Copy all of the material below exactly.
:: ENTRIES SHOWN ::
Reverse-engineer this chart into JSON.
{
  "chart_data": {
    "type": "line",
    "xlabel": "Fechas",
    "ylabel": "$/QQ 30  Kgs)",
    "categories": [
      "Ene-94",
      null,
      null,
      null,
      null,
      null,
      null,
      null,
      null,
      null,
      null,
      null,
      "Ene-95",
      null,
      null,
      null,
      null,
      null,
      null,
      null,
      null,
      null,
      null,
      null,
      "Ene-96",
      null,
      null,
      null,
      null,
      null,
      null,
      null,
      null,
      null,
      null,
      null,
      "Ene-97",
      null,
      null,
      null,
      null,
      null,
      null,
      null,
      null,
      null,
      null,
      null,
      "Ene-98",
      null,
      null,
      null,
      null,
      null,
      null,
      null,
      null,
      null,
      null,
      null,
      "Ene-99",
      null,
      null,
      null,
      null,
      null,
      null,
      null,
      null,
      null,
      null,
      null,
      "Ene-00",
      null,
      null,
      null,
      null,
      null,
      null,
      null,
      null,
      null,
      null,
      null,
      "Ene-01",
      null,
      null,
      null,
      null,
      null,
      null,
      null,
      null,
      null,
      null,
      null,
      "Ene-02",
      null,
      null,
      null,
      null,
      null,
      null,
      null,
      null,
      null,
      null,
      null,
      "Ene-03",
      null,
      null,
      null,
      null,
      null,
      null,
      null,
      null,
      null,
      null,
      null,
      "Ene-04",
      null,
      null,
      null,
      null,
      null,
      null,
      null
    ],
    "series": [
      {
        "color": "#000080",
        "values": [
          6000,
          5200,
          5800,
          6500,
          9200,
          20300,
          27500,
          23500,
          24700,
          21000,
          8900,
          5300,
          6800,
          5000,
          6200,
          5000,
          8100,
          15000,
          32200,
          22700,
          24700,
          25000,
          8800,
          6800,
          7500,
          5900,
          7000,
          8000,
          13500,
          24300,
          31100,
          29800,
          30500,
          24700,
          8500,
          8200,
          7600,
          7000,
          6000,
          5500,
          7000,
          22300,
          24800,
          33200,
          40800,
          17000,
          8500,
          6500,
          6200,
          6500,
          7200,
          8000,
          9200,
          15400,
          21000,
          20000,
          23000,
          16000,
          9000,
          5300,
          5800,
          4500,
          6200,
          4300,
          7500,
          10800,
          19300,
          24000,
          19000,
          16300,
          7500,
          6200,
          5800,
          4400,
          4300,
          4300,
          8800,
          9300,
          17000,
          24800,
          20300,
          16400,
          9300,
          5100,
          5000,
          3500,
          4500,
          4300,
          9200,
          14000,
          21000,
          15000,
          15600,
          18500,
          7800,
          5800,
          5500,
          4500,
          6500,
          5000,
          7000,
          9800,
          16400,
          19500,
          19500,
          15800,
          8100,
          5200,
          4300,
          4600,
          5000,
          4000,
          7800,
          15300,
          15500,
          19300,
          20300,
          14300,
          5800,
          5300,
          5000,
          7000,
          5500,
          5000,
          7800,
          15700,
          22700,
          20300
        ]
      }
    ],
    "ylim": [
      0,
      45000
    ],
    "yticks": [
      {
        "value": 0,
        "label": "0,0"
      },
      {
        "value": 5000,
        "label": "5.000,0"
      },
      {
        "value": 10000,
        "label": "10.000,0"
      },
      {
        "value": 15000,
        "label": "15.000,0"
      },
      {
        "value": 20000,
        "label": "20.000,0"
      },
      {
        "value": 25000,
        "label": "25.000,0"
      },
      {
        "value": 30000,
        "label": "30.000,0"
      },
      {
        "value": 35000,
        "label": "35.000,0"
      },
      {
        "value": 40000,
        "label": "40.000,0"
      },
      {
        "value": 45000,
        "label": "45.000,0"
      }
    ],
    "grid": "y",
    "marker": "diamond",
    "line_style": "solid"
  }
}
:::
SOLUTION TO THIS EXERCISE
Reverse-engineer this chart into JSON.
{
  "chart_data": {
    "type": "line",
    "xlabel": "Fechas",
    "ylabel": "$/QQ 30  Kgs)",
    "categories": [
      "Ene-94",
      null,
      null,
      null,
      null,
      null,
      null,
      null,
      null,
      null,
      null,
      null,
      "Ene-95",
      null,
      null,
      null,
      null,
      null,
      null,
      null,
      null,
      null,
      null,
      null,
      "Ene-96",
      null,
      null,
      null,
      null,
      null,
      null,
      null,
      null,
      null,
      null,
      null,
      "Ene-97",
      null,
      null,
      null,
      null,
      null,
      null,
      null,
      null,
      null,
      null,
      null,
      "Ene-98",
      null,
      null,
      null,
      null,
      null,
      null,
      null,
      null,
      null,
      null,
      null,
      "Ene-99",
      null,
      null,
      null,
      null,
      null,
      null,
      null,
      null,
      null,
      null,
      null,
      "Ene-00",
      null,
      null,
      null,
      null,
      null,
      null,
      null,
      null,
      null,
      null,
      null,
      "Ene-01",
      null,
      null,
      null,
      null,
      null,
      null,
      null,
      null,
      null,
      null,
      null,
      "Ene-02",
      null,
      null,
      null,
      null,
      null,
      null,
      null,
      null,
      null,
      null,
      null,
      "Ene-03",
      null,
      null,
      null,
      null,
      null,
      null,
      null,
      null,
      null,
      null,
      null,
      "Ene-04",
      null,
      null,
      null,
      null,
      null,
      null,
      null
    ],
    "series": [
      {
        "color": "#000080",
        "values": [
          6000,
          5200,
          5800,
          6500,
          9200,
          20300,
          27500,
          23500,
          24700,
          21000,
          8900,
          5300,
          6800,
          5000,
          6200,
          5000,
          8100,
          15000,
          32200,
          22700,
          24700,
          25000,
          8800,
          6800,
          7500,
          5900,
          7000,
          8000,
          13500,
          24300,
          31100,
          29800,
          30500,
          24700,
          8500,
          8200,
          7600,
          7000,
          6000,
          5500,
          7000,
          22300,
          24800,
          33200,
          40800,
          17000,
          8500,
          6500,
          6200,
          6500,
          7200,
          8000,
          9200,
          15400,
          21000,
          20000,
          23000,
          16000,
          9000,
          5300,
          5800,
          4500,
          6200,
          4300,
          7500,
          10800,
          19300,
          24000,
          19000,
          16300,
          7500,
          6200,
          5800,
          4400,
          4300,
          4300,
          8800,
          9300,
          17000,
          24800,
          20300,
          16400,
          9300,
          5100,
          5000,
          3500,
          4500,
          4300,
          9200,
          14000,
          21000,
          15000,
          15600,
          18500,
          7800,
          5800,
          5500,
          4500,
          6500,
          5000,
          7000,
          9800,
          16400,
          19500,
          19500,
          15800,
          8100,
          5200,
          4300,
          4600,
          5000,
          4000,
          7800,
          15300,
          15500,
          19300,
          20300,
          14300,
          5800,
          5300,
          5000,
          7000,
          5500,
          5000,
          7800,
          15700,
          22700,
          20300
        ]
      }
    ],
    "ylim": [
      0,
      45000
    ],
    "yticks": [
      {
        "value": 0,
        "label": "0,0"
      },
      {
        "value": 5000,
        "label": "5.000,0"
      },
      {
        "value": 10000,
        "label": "10.000,0"
      },
      {
        "value": 15000,
        "label": "15.000,0"
      },
      {
        "value": 20000,
        "label": "20.000,0"
      },
      {
        "value": 25000,
        "label": "25.000,0"
      },
      {
        "value": 30000,
        "label": "30.000,0"
      },
      {
        "value": 35000,
        "label": "35.000,0"
      },
      {
        "value": 40000,
        "label": "40.000,0"
      },
      {
        "value": 45000,
        "label": "45.000,0"
      }
    ],
    "grid": "y",
    "marker": "diamond",
    "line_style": "solid"
  }
}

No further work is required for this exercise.